Challenge:
Leave out the images and repeat the listing below without a single change.
# Records supplied start
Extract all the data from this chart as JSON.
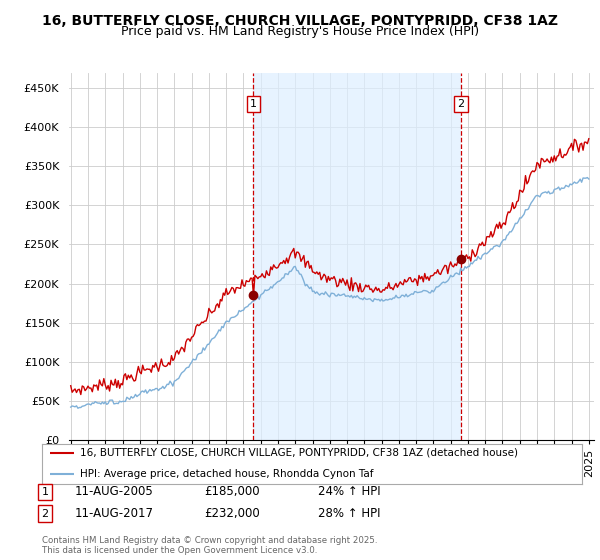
{
  "title": "16, BUTTERFLY CLOSE, CHURCH VILLAGE, PONTYPRIDD, CF38 1AZ",
  "subtitle": "Price paid vs. HM Land Registry's House Price Index (HPI)",
  "ylabel_ticks": [
    "£0",
    "£50K",
    "£100K",
    "£150K",
    "£200K",
    "£250K",
    "£300K",
    "£350K",
    "£400K",
    "£450K"
  ],
  "ytick_values": [
    0,
    50000,
    100000,
    150000,
    200000,
    250000,
    300000,
    350000,
    400000,
    450000
  ],
  "ylim": [
    0,
    470000
  ],
  "legend_line1": "16, BUTTERFLY CLOSE, CHURCH VILLAGE, PONTYPRIDD, CF38 1AZ (detached house)",
  "legend_line2": "HPI: Average price, detached house, Rhondda Cynon Taf",
  "line_color": "#cc0000",
  "hpi_color": "#7fb0d8",
  "vline_color": "#cc0000",
  "shade_color": "#ddeeff",
  "marker1_price": 185000,
  "marker2_price": 232000,
  "footnote": "Contains HM Land Registry data © Crown copyright and database right 2025.\nThis data is licensed under the Open Government Licence v3.0.",
  "background_color": "#ffffff",
  "grid_color": "#cccccc",
  "title_fontsize": 10,
  "subtitle_fontsize": 9,
  "tick_fontsize": 8,
  "legend_fontsize": 8
}
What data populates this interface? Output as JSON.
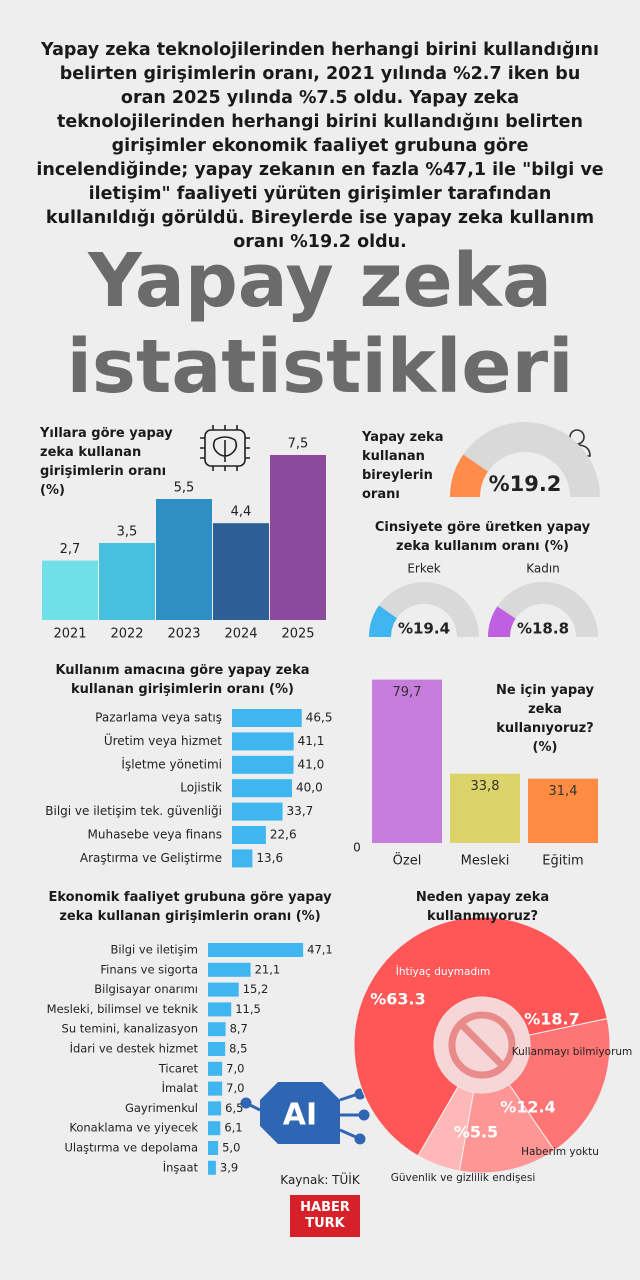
{
  "intro": "Yapay zeka teknolojilerinden herhangi birini kullandığını belirten girişimlerin oranı, 2021 yılında %2.7 iken bu oran 2025 yılında %7.5 oldu. Yapay zeka teknolojilerinden herhangi birini kullandığını belirten girişimler ekonomik faaliyet grubuna göre incelendiğinde; yapay zekanın en fazla %47,1 ile \"bilgi ve iletişim\" faaliyeti yürüten girişimler tarafından kullanıldığı görüldü. Bireylerde ise yapay zeka kullanım oranı %19.2 oldu.",
  "headline": "Yapay zeka istatistikleri",
  "icon_text": "AI",
  "source": "Kaynak: TÜİK",
  "logo": [
    "HABER",
    "TURK"
  ],
  "chart_data": [
    {
      "type": "bar",
      "title": "Yıllara göre yapay zeka kullanan girişimlerin oranı (%)",
      "categories": [
        "2021",
        "2022",
        "2023",
        "2024",
        "2025"
      ],
      "values": [
        2.7,
        3.5,
        5.5,
        4.4,
        7.5
      ],
      "value_labels": [
        "2,7",
        "3,5",
        "5,5",
        "4,4",
        "7,5"
      ],
      "colors": [
        "#6fe0e8",
        "#46c0dc",
        "#2f8fc4",
        "#2e5e96",
        "#8b4a9e"
      ]
    },
    {
      "type": "gauge",
      "title": "Yapay zeka kullanan bireylerin oranı",
      "values": [
        19.2
      ],
      "value_labels": [
        "%19.2"
      ],
      "colors": [
        "#ff8c4a"
      ]
    },
    {
      "type": "gauge",
      "title": "Cinsiyete göre üretken yapay zeka kullanım oranı (%)",
      "categories": [
        "Erkek",
        "Kadın"
      ],
      "values": [
        19.4,
        18.8
      ],
      "value_labels": [
        "%19.4",
        "%18.8"
      ],
      "colors": [
        "#3fb6f0",
        "#c060e0"
      ]
    },
    {
      "type": "barh",
      "title": "Kullanım amacına göre yapay zeka kullanan girişimlerin oranı (%)",
      "categories": [
        "Pazarlama veya satış",
        "Üretim veya hizmet",
        "İşletme yönetimi",
        "Lojistik",
        "Bilgi ve iletişim tek. güvenliği",
        "Muhasebe veya finans",
        "Araştırma ve Geliştirme"
      ],
      "values": [
        46.5,
        41.1,
        41.0,
        40.0,
        33.7,
        22.6,
        13.6
      ],
      "value_labels": [
        "46,5",
        "41,1",
        "41,0",
        "40,0",
        "33,7",
        "22,6",
        "13,6"
      ],
      "color": "#3fb6f0"
    },
    {
      "type": "bar",
      "title": "Ne için yapay zeka kullanıyoruz? (%)",
      "categories": [
        "Özel",
        "Mesleki",
        "Eğitim"
      ],
      "values": [
        79.7,
        33.8,
        31.4
      ],
      "value_labels": [
        "79,7",
        "33,8",
        "31,4"
      ],
      "colors": [
        "#c77ddb",
        "#dcd36b",
        "#ff8c42"
      ],
      "yticks": [
        0
      ]
    },
    {
      "type": "barh",
      "title": "Ekonomik faaliyet grubuna göre yapay zeka kullanan girişimlerin oranı (%)",
      "categories": [
        "Bilgi ve iletişim",
        "Finans ve sigorta",
        "Bilgisayar onarımı",
        "Mesleki, bilimsel ve teknik",
        "Su temini, kanalizasyon",
        "İdari ve destek hizmet",
        "Ticaret",
        "İmalat",
        "Gayrimenkul",
        "Konaklama ve yiyecek",
        "Ulaştırma ve depolama",
        "İnşaat"
      ],
      "values": [
        47.1,
        21.1,
        15.2,
        11.5,
        8.7,
        8.5,
        7.0,
        7.0,
        6.5,
        6.1,
        5.0,
        3.9
      ],
      "value_labels": [
        "47,1",
        "21,1",
        "15,2",
        "11,5",
        "8,7",
        "8,5",
        "7,0",
        "7,0",
        "6,5",
        "6,1",
        "5,0",
        "3,9"
      ],
      "color": "#3fb6f0"
    },
    {
      "type": "donut",
      "title": "Neden yapay zeka kullanmıyoruz?",
      "categories": [
        "İhtiyaç duymadım",
        "Kullanmayı bilmiyorum",
        "Haberim yoktu",
        "Güvenlik ve gizlilik endişesi"
      ],
      "values": [
        63.3,
        18.7,
        12.4,
        5.5
      ],
      "value_labels": [
        "%63.3",
        "%18.7",
        "%12.4",
        "%5.5"
      ],
      "colors": [
        "#ff5757",
        "#ff7474",
        "#ff9696",
        "#ffb8b8"
      ]
    }
  ]
}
# Records supplied end
Written answer:
Extract all the data from this chart as JSON.
{
  "title": "16, BUTTERFLY CLOSE, CHURCH VILLAGE, PONTYPRIDD, CF38 1AZ",
  "subtitle": "Price paid vs. HM Land Registry's House Price Index (HPI)",
  "ylabel_ticks": [
    "£0",
    "£50K",
    "£100K",
    "£150K",
    "£200K",
    "£250K",
    "£300K",
    "£350K",
    "£400K",
    "£450K"
  ],
  "ytick_values": [
    0,
    50000,
    100000,
    150000,
    200000,
    250000,
    300000,
    350000,
    400000,
    450000
  ],
  "ylim": [
    0,
    470000
  ],
  "legend_line1": "16, BUTTERFLY CLOSE, CHURCH VILLAGE, PONTYPRIDD, CF38 1AZ (detached house)",
  "legend_line2": "HPI: Average price, detached house, Rhondda Cynon Taf",
  "line_color": "#cc0000",
  "hpi_color": "#7fb0d8",
  "vline_color": "#cc0000",
  "shade_color": "#ddeeff",
  "marker1_price": 185000,
  "marker2_price": 232000,
  "footnote": "Contains HM Land Registry data © Crown copyright and database right 2025.\nThis data is licensed under the Open Government Licence v3.0.",
  "background_color": "#ffffff",
  "grid_color": "#cccccc",
  "title_fontsize": 10,
  "subtitle_fontsize": 9,
  "tick_fontsize": 8,
  "legend_fontsize": 8
}
What data populates this interface? Output as JSON.
{
  "intro": "Yapay zeka teknolojilerinden herhangi birini kullandığını belirten girişimlerin oranı, 2021 yılında %2.7 iken bu oran 2025 yılında %7.5 oldu. Yapay zeka teknolojilerinden herhangi birini kullandığını belirten girişimler ekonomik faaliyet grubuna göre incelendiğinde; yapay zekanın en fazla %47,1 ile \"bilgi ve iletişim\" faaliyeti yürüten girişimler tarafından kullanıldığı görüldü. Bireylerde ise yapay zeka kullanım oranı %19.2 oldu.",
  "headline": "Yapay zeka istatistikleri",
  "icon_text": "AI",
  "source": "Kaynak: TÜİK",
  "logo": [
    "HABER",
    "TURK"
  ],
  "chart_data": [
    {
      "type": "bar",
      "title": "Yıllara göre yapay zeka kullanan girişimlerin oranı (%)",
      "categories": [
        "2021",
        "2022",
        "2023",
        "2024",
        "2025"
      ],
      "values": [
        2.7,
        3.5,
        5.5,
        4.4,
        7.5
      ],
      "value_labels": [
        "2,7",
        "3,5",
        "5,5",
        "4,4",
        "7,5"
      ],
      "colors": [
        "#6fe0e8",
        "#46c0dc",
        "#2f8fc4",
        "#2e5e96",
        "#8b4a9e"
      ]
    },
    {
      "type": "gauge",
      "title": "Yapay zeka kullanan bireylerin oranı",
      "values": [
        19.2
      ],
      "value_labels": [
        "%19.2"
      ],
      "colors": [
        "#ff8c4a"
      ]
    },
    {
      "type": "gauge",
      "title": "Cinsiyete göre üretken yapay zeka kullanım oranı (%)",
      "categories": [
        "Erkek",
        "Kadın"
      ],
      "values": [
        19.4,
        18.8
      ],
      "value_labels": [
        "%19.4",
        "%18.8"
      ],
      "colors": [
        "#3fb6f0",
        "#c060e0"
      ]
    },
    {
      "type": "barh",
      "title": "Kullanım amacına göre yapay zeka kullanan girişimlerin oranı (%)",
      "categories": [
        "Pazarlama veya satış",
        "Üretim veya hizmet",
        "İşletme yönetimi",
        "Lojistik",
        "Bilgi ve iletişim tek. güvenliği",
        "Muhasebe veya finans",
        "Araştırma ve Geliştirme"
      ],
      "values": [
        46.5,
        41.1,
        41.0,
        40.0,
        33.7,
        22.6,
        13.6
      ],
      "value_labels": [
        "46,5",
        "41,1",
        "41,0",
        "40,0",
        "33,7",
        "22,6",
        "13,6"
      ],
      "color": "#3fb6f0"
    },
    {
      "type": "bar",
      "title": "Ne için yapay zeka kullanıyoruz? (%)",
      "categories": [
        "Özel",
        "Mesleki",
        "Eğitim"
      ],
      "values": [
        79.7,
        33.8,
        31.4
      ],
      "value_labels": [
        "79,7",
        "33,8",
        "31,4"
      ],
      "colors": [
        "#c77ddb",
        "#dcd36b",
        "#ff8c42"
      ],
      "yticks": [
        0
      ]
    },
    {
      "type": "barh",
      "title": "Ekonomik faaliyet grubuna göre yapay zeka kullanan girişimlerin oranı (%)",
      "categories": [
        "Bilgi ve iletişim",
        "Finans ve sigorta",
        "Bilgisayar onarımı",
        "Mesleki, bilimsel ve teknik",
        "Su temini, kanalizasyon",
        "İdari ve destek hizmet",
        "Ticaret",
        "İmalat",
        "Gayrimenkul",
        "Konaklama ve yiyecek",
        "Ulaştırma ve depolama",
        "İnşaat"
      ],
      "values": [
        47.1,
        21.1,
        15.2,
        11.5,
        8.7,
        8.5,
        7.0,
        7.0,
        6.5,
        6.1,
        5.0,
        3.9
      ],
      "value_labels": [
        "47,1",
        "21,1",
        "15,2",
        "11,5",
        "8,7",
        "8,5",
        "7,0",
        "7,0",
        "6,5",
        "6,1",
        "5,0",
        "3,9"
      ],
      "color": "#3fb6f0"
    },
    {
      "type": "donut",
      "title": "Neden yapay zeka kullanmıyoruz?",
      "categories": [
        "İhtiyaç duymadım",
        "Kullanmayı bilmiyorum",
        "Haberim yoktu",
        "Güvenlik ve gizlilik endişesi"
      ],
      "values": [
        63.3,
        18.7,
        12.4,
        5.5
      ],
      "value_labels": [
        "%63.3",
        "%18.7",
        "%12.4",
        "%5.5"
      ],
      "colors": [
        "#ff5757",
        "#ff7474",
        "#ff9696",
        "#ffb8b8"
      ]
    }
  ]
}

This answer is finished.